## Set exercise
From the records below, copy every line that contains the word "proceed".

= = = =

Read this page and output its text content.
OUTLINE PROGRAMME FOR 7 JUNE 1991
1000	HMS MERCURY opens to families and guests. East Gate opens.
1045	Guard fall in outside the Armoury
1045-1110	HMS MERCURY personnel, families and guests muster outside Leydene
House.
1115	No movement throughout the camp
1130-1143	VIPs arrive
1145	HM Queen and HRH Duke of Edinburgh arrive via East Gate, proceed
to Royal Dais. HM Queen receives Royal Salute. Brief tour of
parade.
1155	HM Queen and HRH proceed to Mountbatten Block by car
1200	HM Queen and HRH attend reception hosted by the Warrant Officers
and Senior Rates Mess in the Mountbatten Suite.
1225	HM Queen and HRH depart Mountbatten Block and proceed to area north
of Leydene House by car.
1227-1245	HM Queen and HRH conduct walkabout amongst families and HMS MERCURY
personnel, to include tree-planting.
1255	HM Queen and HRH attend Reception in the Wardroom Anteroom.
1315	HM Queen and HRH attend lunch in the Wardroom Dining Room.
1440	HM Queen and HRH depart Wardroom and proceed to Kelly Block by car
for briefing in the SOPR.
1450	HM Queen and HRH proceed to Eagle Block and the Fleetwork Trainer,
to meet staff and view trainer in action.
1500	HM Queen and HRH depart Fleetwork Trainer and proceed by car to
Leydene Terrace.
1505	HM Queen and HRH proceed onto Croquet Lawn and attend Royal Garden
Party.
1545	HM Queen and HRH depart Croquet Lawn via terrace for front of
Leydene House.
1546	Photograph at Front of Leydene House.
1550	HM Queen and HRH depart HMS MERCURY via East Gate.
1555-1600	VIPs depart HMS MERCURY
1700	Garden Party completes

= = = =

## Answer to this exercise
1145	HM Queen and HRH Duke of Edinburgh arrive via East Gate, proceed
1155	HM Queen and HRH proceed to Mountbatten Block by car
1225	HM Queen and HRH depart Mountbatten Block and proceed to area north
1440	HM Queen and HRH depart Wardroom and proceed to Kelly Block by car
1450	HM Queen and HRH proceed to Eagle Block and the Fleetwork Trainer,
1500	HM Queen and HRH depart Fleetwork Trainer and proceed by car to
1505	HM Queen and HRH proceed onto Croquet Lawn and attend Royal Garden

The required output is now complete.